高糖共培养体系中单核细胞与系膜细胞的相互作用

Monocyte/mesangial cell interactions in high-glucose co-cultures.

作者信息

Menè P, Caenazzo C, Pugliese F, Cinotti G A, D'Angelo A, Garbisa S, Gambaro G

机构信息

Department of Clinical Sciences, Division of Nephrology, University La Sapienza, Rome, Italy.

出版信息

Nephrol Dial Transplant. 2001 May;16(5):913-22. doi: 10.1093/ndt/16.5.913.

DOI:10.1093/ndt/16.5.913

PMID:11328895

Abstract

BACKGROUND

Monocytes bind to human mesangial cells (HMC) in a co-culture model of leukocyte/ glomerular cell interactions. Since monocytic infiltration has been demonstrated in the early stages of diabetic glomerulopathy, we examined whether co-culture with myelomonocytes of the U937 cell line in media mimicking the diabetic microenvironment modulated phenotype, growth, and extracellular matrix production patterns of HMC.
============================================================
_任务说明_. 请原样抄录这篇关于高糖共培养中单核细胞与系膜细胞相互作用的节选原文，从“高糖共培养体系中单核细胞与系膜细胞的相互作用”开始，到“Sapienza, Rome, Italy.”为止（包括这几个字）。 以下各行取自另一来源。

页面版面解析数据
============================================================
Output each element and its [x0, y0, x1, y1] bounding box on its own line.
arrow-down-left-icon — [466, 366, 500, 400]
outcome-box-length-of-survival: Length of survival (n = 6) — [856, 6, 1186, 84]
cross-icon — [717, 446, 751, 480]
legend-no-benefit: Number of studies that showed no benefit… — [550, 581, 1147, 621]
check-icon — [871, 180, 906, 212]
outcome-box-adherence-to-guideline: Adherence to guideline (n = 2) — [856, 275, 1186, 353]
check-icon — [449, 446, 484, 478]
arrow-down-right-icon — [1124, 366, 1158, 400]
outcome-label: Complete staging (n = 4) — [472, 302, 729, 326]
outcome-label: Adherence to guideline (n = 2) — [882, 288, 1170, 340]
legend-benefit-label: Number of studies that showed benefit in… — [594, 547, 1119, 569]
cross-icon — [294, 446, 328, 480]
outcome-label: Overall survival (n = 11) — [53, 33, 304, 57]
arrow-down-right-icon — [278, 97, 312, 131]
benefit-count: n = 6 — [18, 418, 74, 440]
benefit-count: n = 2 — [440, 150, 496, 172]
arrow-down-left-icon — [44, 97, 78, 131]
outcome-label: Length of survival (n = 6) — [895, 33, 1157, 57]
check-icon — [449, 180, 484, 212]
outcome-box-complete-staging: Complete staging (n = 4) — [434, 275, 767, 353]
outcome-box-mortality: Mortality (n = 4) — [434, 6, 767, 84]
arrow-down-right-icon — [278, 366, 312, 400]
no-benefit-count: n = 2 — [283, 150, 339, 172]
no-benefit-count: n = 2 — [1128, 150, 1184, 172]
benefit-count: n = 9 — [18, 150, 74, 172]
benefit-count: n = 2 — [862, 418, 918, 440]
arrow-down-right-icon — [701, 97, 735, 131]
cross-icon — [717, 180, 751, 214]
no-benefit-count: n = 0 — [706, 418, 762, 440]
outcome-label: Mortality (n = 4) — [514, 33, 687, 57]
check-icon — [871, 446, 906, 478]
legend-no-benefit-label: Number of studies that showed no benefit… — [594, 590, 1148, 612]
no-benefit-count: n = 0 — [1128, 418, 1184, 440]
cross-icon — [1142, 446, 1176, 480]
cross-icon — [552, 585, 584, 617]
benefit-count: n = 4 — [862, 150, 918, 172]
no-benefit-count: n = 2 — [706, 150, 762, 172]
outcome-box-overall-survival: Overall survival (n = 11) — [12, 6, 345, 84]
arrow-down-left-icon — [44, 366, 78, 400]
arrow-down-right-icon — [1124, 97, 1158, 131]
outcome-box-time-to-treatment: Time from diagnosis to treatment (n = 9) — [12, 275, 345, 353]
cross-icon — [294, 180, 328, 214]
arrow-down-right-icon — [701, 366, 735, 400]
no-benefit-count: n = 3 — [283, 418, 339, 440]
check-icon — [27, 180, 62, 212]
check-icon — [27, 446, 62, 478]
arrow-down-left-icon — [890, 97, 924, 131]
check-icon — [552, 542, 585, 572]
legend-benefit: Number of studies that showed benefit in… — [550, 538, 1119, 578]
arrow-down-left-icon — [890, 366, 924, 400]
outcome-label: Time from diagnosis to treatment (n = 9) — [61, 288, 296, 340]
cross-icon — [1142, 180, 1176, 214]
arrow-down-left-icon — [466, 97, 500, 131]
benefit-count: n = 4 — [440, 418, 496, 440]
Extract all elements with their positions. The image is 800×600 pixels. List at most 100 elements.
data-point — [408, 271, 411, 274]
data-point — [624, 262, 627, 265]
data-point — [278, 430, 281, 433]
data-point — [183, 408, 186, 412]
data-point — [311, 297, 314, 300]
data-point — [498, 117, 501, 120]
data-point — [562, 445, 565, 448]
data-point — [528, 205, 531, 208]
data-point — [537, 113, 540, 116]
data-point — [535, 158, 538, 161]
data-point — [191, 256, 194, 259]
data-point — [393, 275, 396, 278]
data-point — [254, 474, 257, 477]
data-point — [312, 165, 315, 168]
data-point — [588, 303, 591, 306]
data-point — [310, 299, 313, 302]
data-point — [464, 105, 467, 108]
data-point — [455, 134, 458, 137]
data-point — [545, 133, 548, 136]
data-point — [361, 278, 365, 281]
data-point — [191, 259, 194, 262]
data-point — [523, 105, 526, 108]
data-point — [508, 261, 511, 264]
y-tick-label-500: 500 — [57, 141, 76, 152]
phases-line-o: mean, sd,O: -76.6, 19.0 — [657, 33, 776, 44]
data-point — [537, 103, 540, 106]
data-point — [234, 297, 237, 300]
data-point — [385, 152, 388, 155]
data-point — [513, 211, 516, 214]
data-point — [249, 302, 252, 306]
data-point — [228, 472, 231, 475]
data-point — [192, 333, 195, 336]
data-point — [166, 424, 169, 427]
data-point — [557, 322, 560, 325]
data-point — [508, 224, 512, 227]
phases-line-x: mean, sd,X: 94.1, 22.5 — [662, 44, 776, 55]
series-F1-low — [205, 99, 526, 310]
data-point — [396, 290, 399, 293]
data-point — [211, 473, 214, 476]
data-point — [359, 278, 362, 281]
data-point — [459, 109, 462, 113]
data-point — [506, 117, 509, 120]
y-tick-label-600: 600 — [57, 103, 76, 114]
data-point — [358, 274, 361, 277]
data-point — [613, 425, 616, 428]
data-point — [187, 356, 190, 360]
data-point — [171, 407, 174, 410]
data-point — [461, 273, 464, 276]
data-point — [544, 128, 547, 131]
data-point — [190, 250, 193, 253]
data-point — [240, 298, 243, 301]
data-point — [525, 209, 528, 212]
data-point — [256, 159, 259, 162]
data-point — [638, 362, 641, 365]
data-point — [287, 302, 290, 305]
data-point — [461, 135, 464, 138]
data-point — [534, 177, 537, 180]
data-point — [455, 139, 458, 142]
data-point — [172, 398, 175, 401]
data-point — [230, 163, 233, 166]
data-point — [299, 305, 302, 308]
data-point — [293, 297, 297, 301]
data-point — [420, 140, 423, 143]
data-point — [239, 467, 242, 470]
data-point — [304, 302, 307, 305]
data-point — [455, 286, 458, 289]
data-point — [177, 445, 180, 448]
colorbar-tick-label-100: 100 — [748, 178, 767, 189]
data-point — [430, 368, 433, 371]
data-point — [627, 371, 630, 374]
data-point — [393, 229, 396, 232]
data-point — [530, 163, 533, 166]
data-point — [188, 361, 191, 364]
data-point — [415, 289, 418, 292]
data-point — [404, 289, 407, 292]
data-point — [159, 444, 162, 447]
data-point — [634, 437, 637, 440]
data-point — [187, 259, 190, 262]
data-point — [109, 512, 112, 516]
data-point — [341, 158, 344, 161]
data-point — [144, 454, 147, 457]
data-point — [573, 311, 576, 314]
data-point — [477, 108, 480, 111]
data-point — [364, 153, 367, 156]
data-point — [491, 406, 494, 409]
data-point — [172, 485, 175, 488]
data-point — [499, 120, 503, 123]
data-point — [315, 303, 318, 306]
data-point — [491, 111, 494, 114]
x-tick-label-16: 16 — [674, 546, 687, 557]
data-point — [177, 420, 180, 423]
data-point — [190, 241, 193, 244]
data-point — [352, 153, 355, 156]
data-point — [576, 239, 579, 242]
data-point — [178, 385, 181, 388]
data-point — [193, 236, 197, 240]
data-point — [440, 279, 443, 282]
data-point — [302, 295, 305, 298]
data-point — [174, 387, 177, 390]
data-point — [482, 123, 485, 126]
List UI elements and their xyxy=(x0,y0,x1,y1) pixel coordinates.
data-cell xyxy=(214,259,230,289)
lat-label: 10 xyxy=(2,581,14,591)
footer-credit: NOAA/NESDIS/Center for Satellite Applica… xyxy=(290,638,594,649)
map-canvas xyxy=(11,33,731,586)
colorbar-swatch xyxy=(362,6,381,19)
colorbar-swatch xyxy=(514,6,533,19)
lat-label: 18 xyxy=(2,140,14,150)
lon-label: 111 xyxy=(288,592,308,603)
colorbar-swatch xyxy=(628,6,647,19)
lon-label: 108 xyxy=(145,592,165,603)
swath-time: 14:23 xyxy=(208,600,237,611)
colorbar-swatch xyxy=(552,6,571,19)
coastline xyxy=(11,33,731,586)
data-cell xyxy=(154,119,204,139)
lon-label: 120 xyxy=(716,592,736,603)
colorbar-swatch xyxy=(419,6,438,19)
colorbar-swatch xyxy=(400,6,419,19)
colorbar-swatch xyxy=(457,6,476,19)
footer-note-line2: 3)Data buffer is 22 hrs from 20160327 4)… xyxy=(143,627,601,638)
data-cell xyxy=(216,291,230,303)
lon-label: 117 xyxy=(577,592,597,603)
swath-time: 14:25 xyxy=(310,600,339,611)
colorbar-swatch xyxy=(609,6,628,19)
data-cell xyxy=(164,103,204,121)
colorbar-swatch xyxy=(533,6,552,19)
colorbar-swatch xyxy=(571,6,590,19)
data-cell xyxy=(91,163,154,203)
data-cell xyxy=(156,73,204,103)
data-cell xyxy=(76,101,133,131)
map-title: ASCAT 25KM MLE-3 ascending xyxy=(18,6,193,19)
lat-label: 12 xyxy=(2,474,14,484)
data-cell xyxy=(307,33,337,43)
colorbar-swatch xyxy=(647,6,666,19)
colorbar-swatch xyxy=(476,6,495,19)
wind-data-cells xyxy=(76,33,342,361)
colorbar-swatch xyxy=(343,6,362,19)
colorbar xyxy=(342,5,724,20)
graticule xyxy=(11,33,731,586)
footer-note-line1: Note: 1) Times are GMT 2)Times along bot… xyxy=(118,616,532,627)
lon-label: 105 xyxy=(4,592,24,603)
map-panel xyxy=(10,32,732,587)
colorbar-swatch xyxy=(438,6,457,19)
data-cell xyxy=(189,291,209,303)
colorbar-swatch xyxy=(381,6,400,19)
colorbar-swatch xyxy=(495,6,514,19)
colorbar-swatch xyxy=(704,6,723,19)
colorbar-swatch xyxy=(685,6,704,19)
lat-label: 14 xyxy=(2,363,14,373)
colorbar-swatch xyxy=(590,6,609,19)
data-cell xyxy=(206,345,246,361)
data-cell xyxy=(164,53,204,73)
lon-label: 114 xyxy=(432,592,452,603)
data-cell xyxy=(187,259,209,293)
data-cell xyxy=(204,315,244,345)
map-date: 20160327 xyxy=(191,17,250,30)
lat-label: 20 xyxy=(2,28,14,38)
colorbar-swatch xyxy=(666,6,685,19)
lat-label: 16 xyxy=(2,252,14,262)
============================================================
_参考答案_.
高糖共培养体系中单核细胞与系膜细胞的相互作用

Monocyte/mesangial cell interactions in high-glucose co-cultures.

作者信息

Menè P, Caenazzo C, Pugliese F, Cinotti G A, D'Angelo A, Garbisa S, Gambaro G

机构信息

Department of Clinical Sciences, Division of Nephrology, University La Sapienza, Rome, Italy.